▶ [Passage shown]:
----------------------------------------
If so, the date 1608-10 is suggested, and I do not think that it is possible to be more precise. No trustworthy argument can be based with Gayley, 342, on the fact that Davies's epigram follows that praising Ostler as 'Roscius' and 'sole king of actors'; and I fear that the view of Thorndike, 65, that 1608 is a 'probable' conjecture is biased by a desire to assume priority to Cymbeline. There were two Court performances in the winter of 1612-13, and Fleay, i. 189, suggests that the versions of I. i and V. iv, v which appear in Q_{1} were made for these. The epistle to Q_{2} describes them as 'dangerous and gaping wounds . . . received in the first impression'. There is general agreement that most of the play, whether Davies knew it or not, is Beaumont's. Most critics assign V. iii, iv and some the whole or parts of I. i, ii, II. ii, iv, and III. ii to Fletcher.
----------------------------------------
▶ [Recorded data]:
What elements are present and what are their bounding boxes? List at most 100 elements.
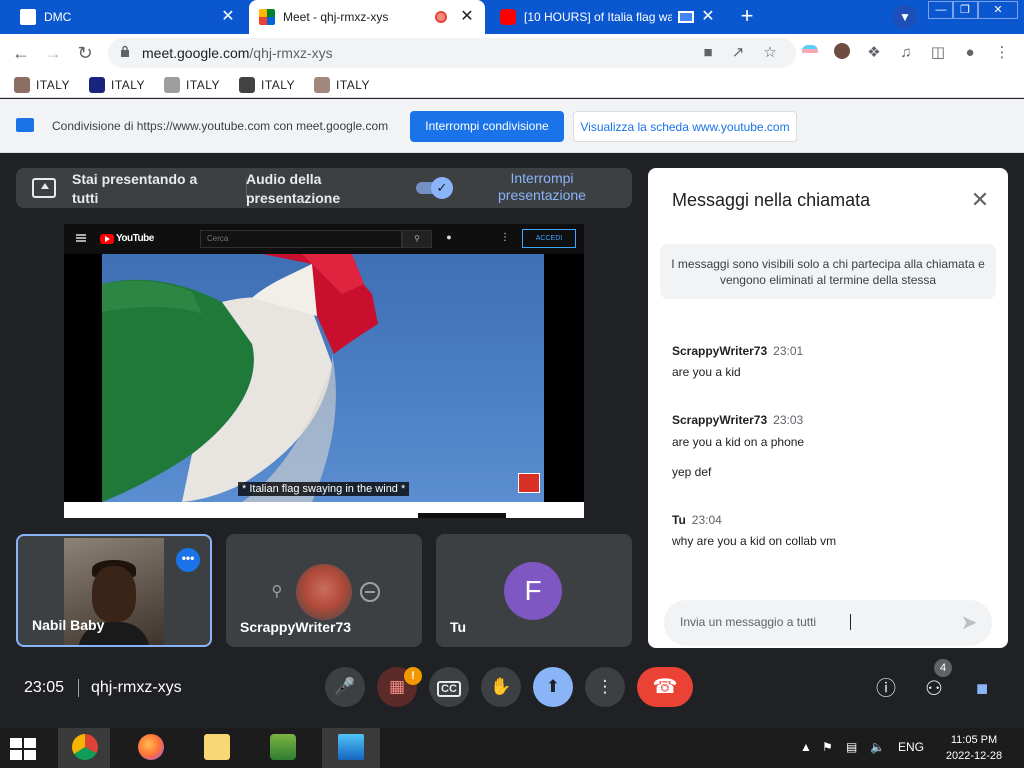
----------------------------------------
▶ [Exercise instructions]:
**A)** Using the passage on the play's dating and authorship, say whether each statement agrees with it. Answer yes or no for each, and quote the deciding words.
(i) The writer accepts 1608 as a probable date for the play.
(ii) There were two Court performances in the winter of 1612-13.
(iii) Most critics assign V. iii, iv to Beaumont.
**B)** Answer these questions from the passage on the play's dating and authorship.
(i) What date does the passage suggest for the play?
(ii) Who suggests that the versions of I. i and V. iv, v in Q_{1} were made for the Court performances?
(iii) Whose work is most of the play, by general agreement?

▶ [Exercise answers]:
**A)**
(i) No: "I fear that the view of Thorndike, 65, that 1608 is a 'probable' conjecture is biased by a desire to assume priority to Cymbeline"
(ii) Yes: "There were two Court performances in the winter of 1612-13"
(iii) No: "Most critics assign V. iii, iv and some the whole or parts of I. i, ii, II. ii, iv, and III. ii to Fletcher"

**B)**
(i) 1608-10
(ii) Fleay
(iii) Beaumont's